Stored dataset items
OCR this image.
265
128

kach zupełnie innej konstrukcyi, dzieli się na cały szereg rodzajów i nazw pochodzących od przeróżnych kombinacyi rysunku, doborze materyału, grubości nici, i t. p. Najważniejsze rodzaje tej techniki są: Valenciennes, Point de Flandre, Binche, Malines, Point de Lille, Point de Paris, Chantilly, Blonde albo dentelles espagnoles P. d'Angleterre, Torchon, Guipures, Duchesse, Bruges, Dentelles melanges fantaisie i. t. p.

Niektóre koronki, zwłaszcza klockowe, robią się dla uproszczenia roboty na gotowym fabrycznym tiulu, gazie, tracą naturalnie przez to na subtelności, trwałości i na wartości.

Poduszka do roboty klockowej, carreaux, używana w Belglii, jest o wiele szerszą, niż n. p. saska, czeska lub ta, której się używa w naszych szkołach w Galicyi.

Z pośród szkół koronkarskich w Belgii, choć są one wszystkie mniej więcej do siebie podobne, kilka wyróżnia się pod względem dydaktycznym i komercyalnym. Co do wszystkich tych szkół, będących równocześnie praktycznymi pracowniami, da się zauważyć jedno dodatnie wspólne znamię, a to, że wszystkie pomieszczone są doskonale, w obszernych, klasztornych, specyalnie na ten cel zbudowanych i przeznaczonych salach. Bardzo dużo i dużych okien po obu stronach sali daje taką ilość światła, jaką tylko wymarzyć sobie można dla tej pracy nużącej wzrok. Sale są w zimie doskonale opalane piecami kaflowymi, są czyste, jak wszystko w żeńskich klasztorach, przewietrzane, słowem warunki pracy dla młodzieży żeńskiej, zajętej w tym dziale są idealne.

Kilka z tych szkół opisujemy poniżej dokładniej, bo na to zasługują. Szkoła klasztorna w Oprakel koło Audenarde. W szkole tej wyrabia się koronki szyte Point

Directions
Write the material out exactly, with nothing left out.

Solution
OCR this image.
265
128

kach zupełnie innej konstrukcyi, dzieli się na cały szereg rodzajów i nazw pochodzących od przeróżnych kombinacyi rysunku, doborze materyału, grubości nici, i t. p. Najważniejsze rodzaje tej techniki są: Valenciennes, Point de Flandre, Binche, Malines, Point de Lille, Point de Paris, Chantilly, Blonde albo dentelles espagnoles P. d'Angleterre, Torchon, Guipures, Duchesse, Bruges, Dentelles melanges fantaisie i. t. p.

Niektóre koronki, zwłaszcza klockowe, robią się dla uproszczenia roboty na gotowym fabrycznym tiulu, gazie, tracą naturalnie przez to na subtelności, trwałości i na wartości.

Poduszka do roboty klockowej, carreaux, używana w Belglii, jest o wiele szerszą, niż n. p. saska, czeska lub ta, której się używa w naszych szkołach w Galicyi.

Z pośród szkół koronkarskich w Belgii, choć są one wszystkie mniej więcej do siebie podobne, kilka wyróżnia się pod względem dydaktycznym i komercyalnym. Co do wszystkich tych szkół, będących równocześnie praktycznymi pracowniami, da się zauważyć jedno dodatnie wspólne znamię, a to, że wszystkie pomieszczone są doskonale, w obszernych, klasztornych, specyalnie na ten cel zbudowanych i przeznaczonych salach. Bardzo dużo i dużych okien po obu stronach sali daje taką ilość światła, jaką tylko wymarzyć sobie można dla tej pracy nużącej wzrok. Sale są w zimie doskonale opalane piecami kaflowymi, są czyste, jak wszystko w żeńskich klasztorach, przewietrzane, słowem warunki pracy dla młodzieży żeńskiej, zajętej w tym dziale są idealne.

Kilka z tych szkół opisujemy poniżej dokładniej, bo na to zasługują. Szkoła klasztorna w Oprakel koło Audenarde. W szkole tej wyrabia się koronki szyte Point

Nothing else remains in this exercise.